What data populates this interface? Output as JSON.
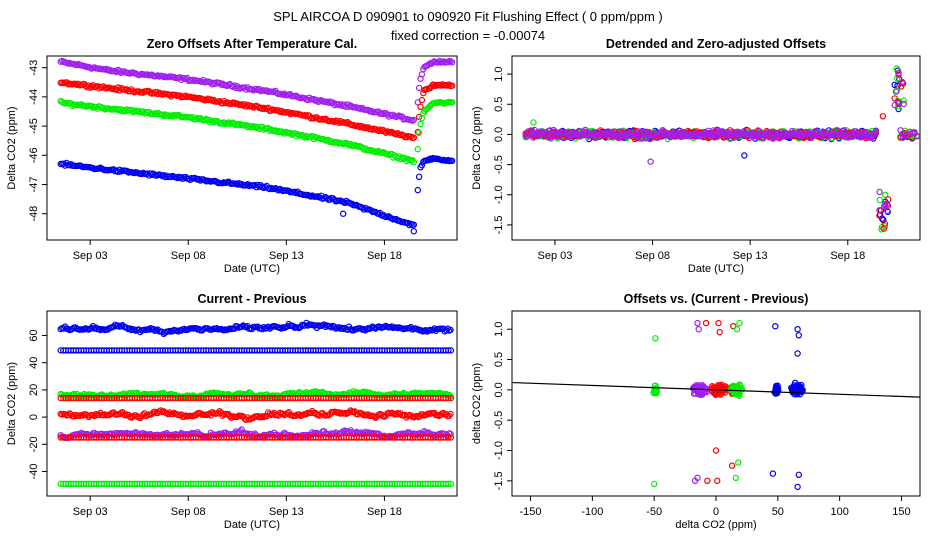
{
  "header": {
    "title": "SPL   AIRCOA D   090901 to 090920   Fit Flushing Effect ( 0 ppm/ppm )",
    "subtitle": "fixed correction = -0.00074"
  },
  "colors": {
    "purple": "#a020f0",
    "red": "#ff0000",
    "green": "#00ee00",
    "blue": "#0000ee",
    "axis": "#000000"
  },
  "chart_data": [
    {
      "type": "scatter",
      "title": "Zero Offsets After Temperature Cal.",
      "xlabel": "Date (UTC)",
      "ylabel": "Delta CO2 (ppm)",
      "xlim": [
        0.8,
        21.7
      ],
      "ylim": [
        -48.9,
        -42.6
      ],
      "xticks": [
        {
          "v": 3,
          "label": "Sep 03"
        },
        {
          "v": 8,
          "label": "Sep 08"
        },
        {
          "v": 13,
          "label": "Sep 13"
        },
        {
          "v": 18,
          "label": "Sep 18"
        }
      ],
      "yticks": [
        -48,
        -47,
        -46,
        -45,
        -44,
        -43
      ],
      "series": [
        {
          "name": "purple",
          "x": [
            1.5,
            4,
            8,
            12,
            16,
            19.5
          ],
          "y": [
            -42.8,
            -43.1,
            -43.4,
            -43.8,
            -44.3,
            -44.8
          ]
        },
        {
          "name": "red",
          "x": [
            1.5,
            4,
            8,
            12,
            16,
            19.5
          ],
          "y": [
            -43.5,
            -43.7,
            -44.0,
            -44.4,
            -44.9,
            -45.4
          ]
        },
        {
          "name": "green",
          "x": [
            1.5,
            4,
            8,
            12,
            16,
            19.5
          ],
          "y": [
            -44.2,
            -44.4,
            -44.7,
            -45.1,
            -45.6,
            -46.2
          ]
        },
        {
          "name": "blue",
          "x": [
            1.5,
            4,
            8,
            12,
            16,
            19.5
          ],
          "y": [
            -46.3,
            -46.5,
            -46.8,
            -47.1,
            -47.6,
            -48.4
          ]
        }
      ],
      "recovery": [
        {
          "name": "purple",
          "points": [
            [
              19.7,
              -44.2
            ],
            [
              19.8,
              -43.5
            ],
            [
              20,
              -43.0
            ],
            [
              20.5,
              -42.8
            ],
            [
              21.5,
              -42.8
            ]
          ]
        },
        {
          "name": "red",
          "points": [
            [
              19.7,
              -45.2
            ],
            [
              19.8,
              -44.5
            ],
            [
              20,
              -43.8
            ],
            [
              20.5,
              -43.6
            ],
            [
              21.5,
              -43.6
            ]
          ]
        },
        {
          "name": "green",
          "points": [
            [
              19.7,
              -45.8
            ],
            [
              19.8,
              -45.0
            ],
            [
              20,
              -44.5
            ],
            [
              20.5,
              -44.2
            ],
            [
              21.5,
              -44.2
            ]
          ]
        },
        {
          "name": "blue",
          "points": [
            [
              19.7,
              -47.2
            ],
            [
              19.8,
              -46.5
            ],
            [
              20,
              -46.2
            ],
            [
              20.5,
              -46.1
            ],
            [
              21.5,
              -46.2
            ]
          ]
        }
      ],
      "outliers": [
        {
          "name": "blue",
          "x": 15.9,
          "y": -48.0
        },
        {
          "name": "blue",
          "x": 19.5,
          "y": -48.6
        }
      ]
    },
    {
      "type": "scatter",
      "title": "Detrended and Zero-adjusted Offsets",
      "xlabel": "Date (UTC)",
      "ylabel": "Delta CO2 (ppm)",
      "xlim": [
        0.8,
        21.7
      ],
      "ylim": [
        -1.75,
        1.3
      ],
      "xticks": [
        {
          "v": 3,
          "label": "Sep 03"
        },
        {
          "v": 8,
          "label": "Sep 08"
        },
        {
          "v": 13,
          "label": "Sep 13"
        },
        {
          "v": 18,
          "label": "Sep 18"
        }
      ],
      "yticks": [
        -1.5,
        -1.0,
        -0.5,
        0.0,
        0.5,
        1.0
      ],
      "series_order": [
        "blue",
        "green",
        "red",
        "purple"
      ],
      "baseline_range": [
        1.5,
        19.5
      ],
      "spike_high": {
        "x": [
          20.4,
          20.9
        ],
        "y": [
          0.4,
          1.1
        ]
      },
      "spike_low": {
        "x": [
          19.6,
          20.1
        ],
        "y": [
          -1.6,
          -0.9
        ]
      },
      "tail_range": [
        20.7,
        21.6
      ],
      "outliers": [
        {
          "name": "purple",
          "x": 7.9,
          "y": -0.45
        },
        {
          "name": "blue",
          "x": 12.7,
          "y": -0.35
        },
        {
          "name": "green",
          "x": 1.9,
          "y": 0.2
        },
        {
          "name": "red",
          "x": 19.8,
          "y": 0.3
        }
      ]
    },
    {
      "type": "scatter",
      "title": "Current - Previous",
      "xlabel": "Date (UTC)",
      "ylabel": "Delta CO2 (ppm)",
      "xlim": [
        0.8,
        21.7
      ],
      "ylim": [
        -58,
        78
      ],
      "xticks": [
        {
          "v": 3,
          "label": "Sep 03"
        },
        {
          "v": 8,
          "label": "Sep 08"
        },
        {
          "v": 13,
          "label": "Sep 13"
        },
        {
          "v": 18,
          "label": "Sep 18"
        }
      ],
      "yticks": [
        -40,
        -20,
        0,
        20,
        40,
        60
      ],
      "x_range": [
        1.5,
        21.4
      ],
      "series": [
        {
          "name": "blue",
          "level": 65,
          "noise": 5
        },
        {
          "name": "blue",
          "level": 49,
          "noise": 0
        },
        {
          "name": "green",
          "level": 17,
          "noise": 4
        },
        {
          "name": "red",
          "level": 14,
          "noise": 0
        },
        {
          "name": "red",
          "level": 2,
          "noise": 6
        },
        {
          "name": "purple",
          "level": -13,
          "noise": 5
        },
        {
          "name": "red",
          "level": -15,
          "noise": 0
        },
        {
          "name": "green",
          "level": -49,
          "noise": 0
        }
      ]
    },
    {
      "type": "scatter",
      "title": "Offsets vs. (Current - Previous)",
      "xlabel": "delta CO2 (ppm)",
      "ylabel": "delta CO2 (ppm)",
      "xlim": [
        -165,
        165
      ],
      "ylim": [
        -1.75,
        1.3
      ],
      "xticks": [
        -150,
        -100,
        -50,
        0,
        50,
        100,
        150
      ],
      "yticks": [
        -1.5,
        -1.0,
        -0.5,
        0.0,
        0.5,
        1.0
      ],
      "fit_line": {
        "x": [
          -165,
          165
        ],
        "y": [
          0.12,
          -0.12
        ]
      },
      "clusters": [
        {
          "name": "green",
          "x": -49,
          "spread": 2
        },
        {
          "name": "purple",
          "x": -13,
          "spread": 8
        },
        {
          "name": "red",
          "x": 2,
          "spread": 8
        },
        {
          "name": "red",
          "x": 14,
          "spread": 2
        },
        {
          "name": "green",
          "x": 17,
          "spread": 6
        },
        {
          "name": "blue",
          "x": 49,
          "spread": 2
        },
        {
          "name": "blue",
          "x": 66,
          "spread": 7
        }
      ],
      "extremes": [
        {
          "name": "purple",
          "x": -15,
          "y": 1.1
        },
        {
          "name": "purple",
          "x": -14,
          "y": 1.0
        },
        {
          "name": "purple",
          "x": -15,
          "y": -1.45
        },
        {
          "name": "purple",
          "x": -17,
          "y": -1.5
        },
        {
          "name": "red",
          "x": -8,
          "y": 1.1
        },
        {
          "name": "red",
          "x": -7,
          "y": -1.5
        },
        {
          "name": "red",
          "x": 2,
          "y": 1.1
        },
        {
          "name": "red",
          "x": 3,
          "y": 0.95
        },
        {
          "name": "red",
          "x": 0,
          "y": -1.0
        },
        {
          "name": "red",
          "x": 1,
          "y": -1.5
        },
        {
          "name": "red",
          "x": 14,
          "y": 1.05
        },
        {
          "name": "red",
          "x": 13,
          "y": -1.25
        },
        {
          "name": "green",
          "x": 19,
          "y": 1.1
        },
        {
          "name": "green",
          "x": 17,
          "y": 1.0
        },
        {
          "name": "green",
          "x": 18,
          "y": -1.2
        },
        {
          "name": "green",
          "x": 16,
          "y": -1.45
        },
        {
          "name": "green",
          "x": -49,
          "y": 0.85
        },
        {
          "name": "green",
          "x": -50,
          "y": -1.55
        },
        {
          "name": "blue",
          "x": 48,
          "y": 1.05
        },
        {
          "name": "blue",
          "x": 46,
          "y": -1.38
        },
        {
          "name": "blue",
          "x": 66,
          "y": 1.0
        },
        {
          "name": "blue",
          "x": 67,
          "y": 0.9
        },
        {
          "name": "blue",
          "x": 66,
          "y": 0.6
        },
        {
          "name": "blue",
          "x": 67,
          "y": -1.4
        },
        {
          "name": "blue",
          "x": 66,
          "y": -1.6
        }
      ]
    }
  ]
}
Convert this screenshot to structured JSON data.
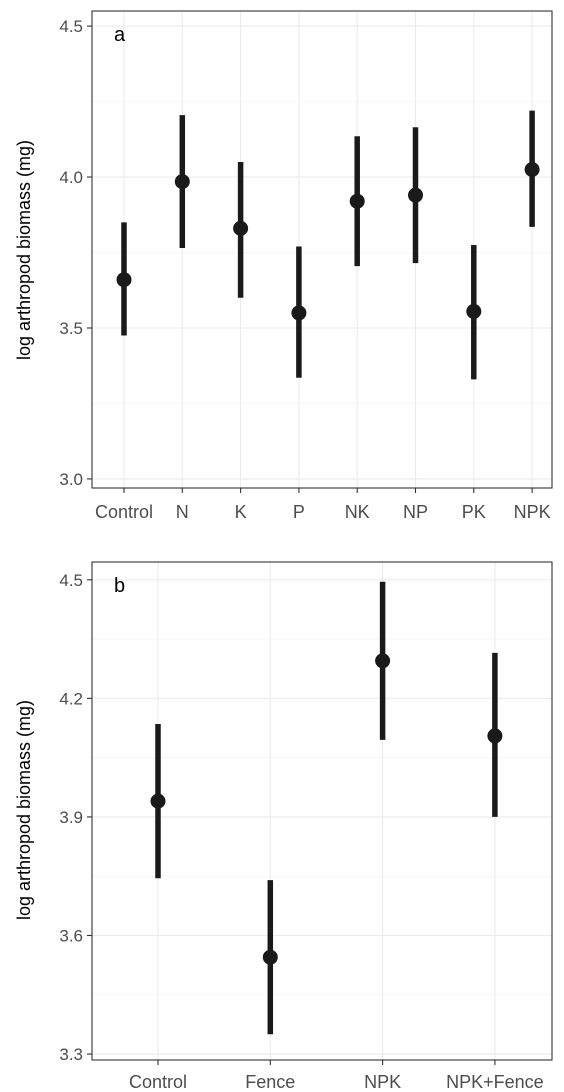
{
  "chart_data": [
    {
      "type": "pointrange",
      "panel_tag": "a",
      "ylabel": "log arthropod biomass (mg)",
      "ylim": [
        2.97,
        4.55
      ],
      "yticks": [
        3.0,
        3.5,
        4.0,
        4.5
      ],
      "ytick_labels": [
        "3.0",
        "3.5",
        "4.0",
        "4.5"
      ],
      "grid": true,
      "categories": [
        "Control",
        "N",
        "K",
        "P",
        "NK",
        "NP",
        "PK",
        "NPK"
      ],
      "series": [
        {
          "values": [
            3.66,
            3.985,
            3.83,
            3.55,
            3.92,
            3.94,
            3.555,
            4.025
          ],
          "lower": [
            3.475,
            3.765,
            3.6,
            3.335,
            3.705,
            3.715,
            3.33,
            3.835
          ],
          "upper": [
            3.85,
            4.205,
            4.05,
            3.77,
            4.135,
            4.165,
            3.775,
            4.22
          ]
        }
      ],
      "colors": {
        "point": "#1a1a1a"
      }
    },
    {
      "type": "pointrange",
      "panel_tag": "b",
      "ylabel": "log arthropod biomass (mg)",
      "ylim": [
        3.285,
        4.545
      ],
      "yticks": [
        3.3,
        3.6,
        3.9,
        4.2,
        4.5
      ],
      "ytick_labels": [
        "3.3",
        "3.6",
        "3.9",
        "4.2",
        "4.5"
      ],
      "grid": true,
      "categories": [
        "Control",
        "Fence",
        "NPK",
        "NPK+Fence"
      ],
      "series": [
        {
          "values": [
            3.94,
            3.545,
            4.295,
            4.105
          ],
          "lower": [
            3.745,
            3.35,
            4.095,
            3.9
          ],
          "upper": [
            4.135,
            3.74,
            4.495,
            4.315
          ]
        }
      ],
      "colors": {
        "point": "#1a1a1a"
      }
    }
  ]
}
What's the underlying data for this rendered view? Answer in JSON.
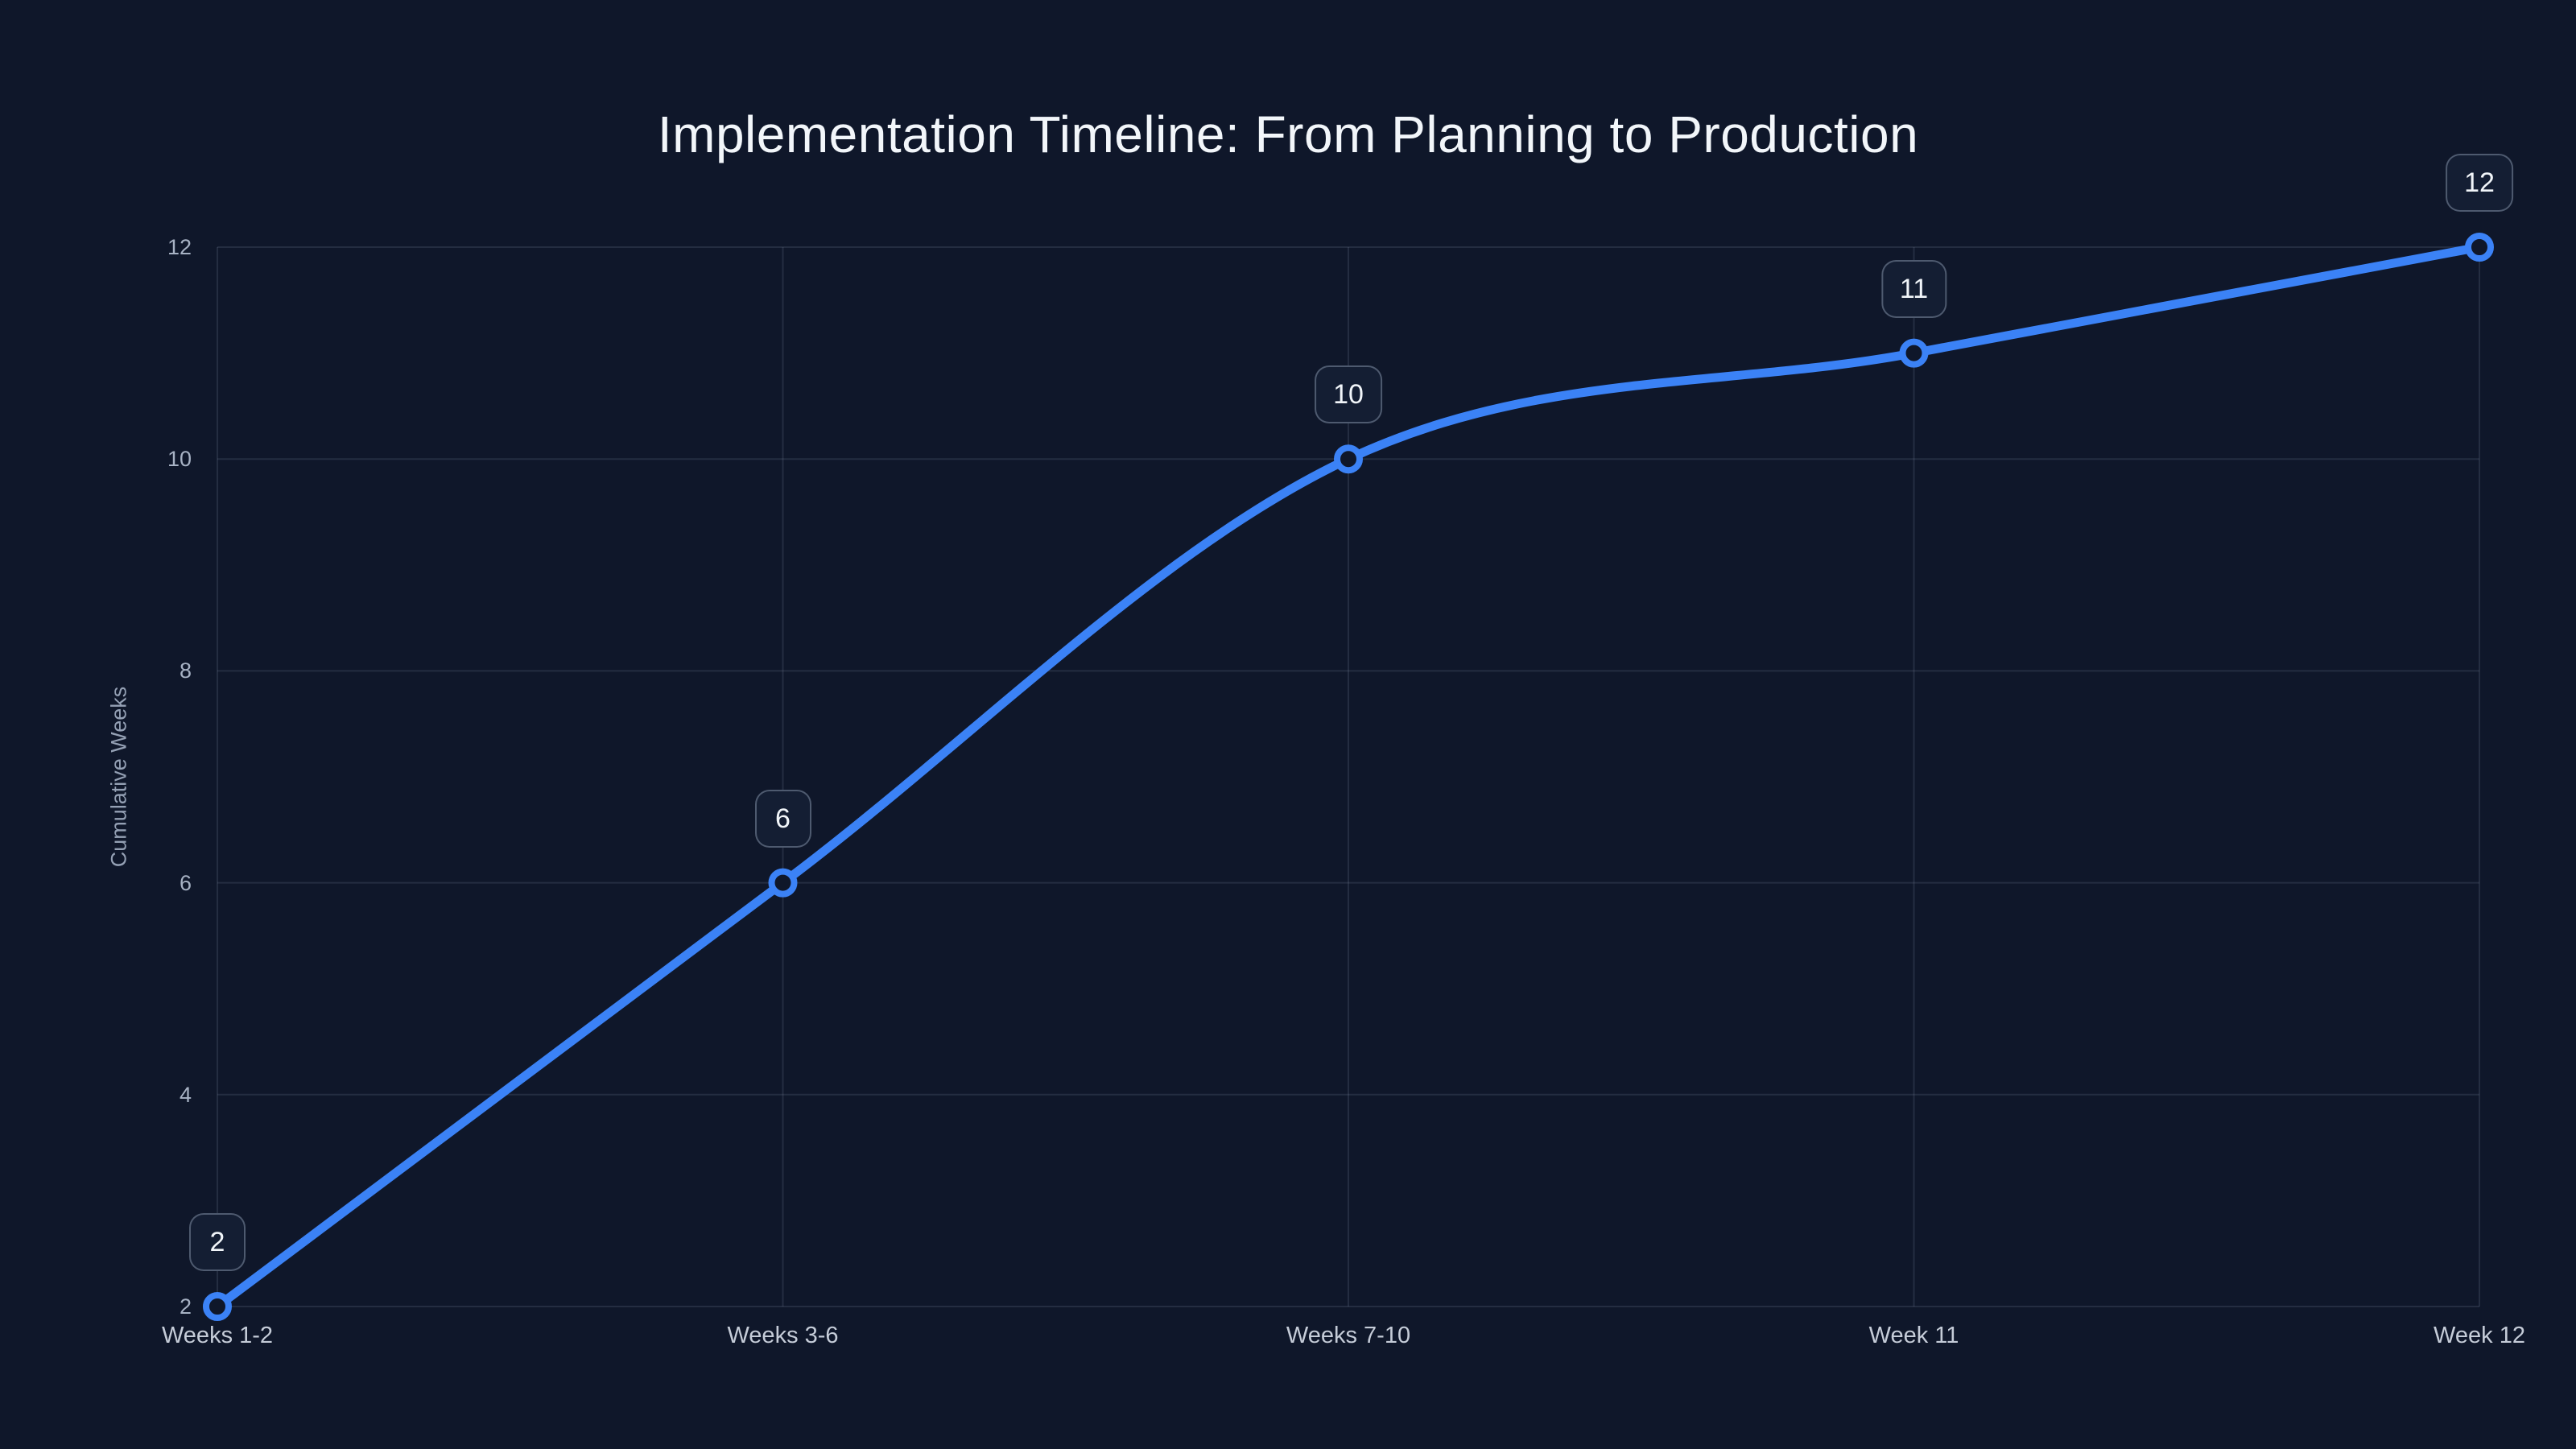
{
  "chart_data": {
    "type": "line",
    "title": "Implementation Timeline: From Planning to Production",
    "categories": [
      "Weeks 1-2",
      "Weeks 3-6",
      "Weeks 7-10",
      "Week 11",
      "Week 12"
    ],
    "series": [
      {
        "name": "Cumulative Weeks",
        "values": [
          2,
          6,
          10,
          11,
          12
        ]
      }
    ],
    "data_labels": [
      "2",
      "6",
      "10",
      "11",
      "12"
    ],
    "xlabel": "",
    "ylabel": "Cumulative Weeks",
    "yticks": [
      2,
      4,
      6,
      8,
      10,
      12
    ],
    "ylim": [
      2,
      12
    ],
    "line_shape": "spline",
    "grid": true,
    "legend_position": "none",
    "marker_style": "open-circle"
  },
  "colors": {
    "background": "#0f172a",
    "line": "#3b82f6",
    "grid": "rgba(148,163,184,0.16)",
    "title_text": "#f2f6fa",
    "y_tick_text": "#a7b2c4",
    "x_tick_text": "#c5ccd8",
    "axis_title_text": "#94a0b4",
    "badge_background": "#141e33",
    "badge_border": "rgba(148,163,184,0.45)",
    "badge_text": "#f1f5f9",
    "marker_fill": "#0f172a"
  }
}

****

*THE TASK*:
From the data above, copy each line where the string "Offsets" appears.

*RESPONSE*:
      "title": "Zero Offsets After Temperature Cal.",
      "title": "Detrended and Zero-adjusted Offsets",
      "title": "Offsets vs. (Current - Previous)",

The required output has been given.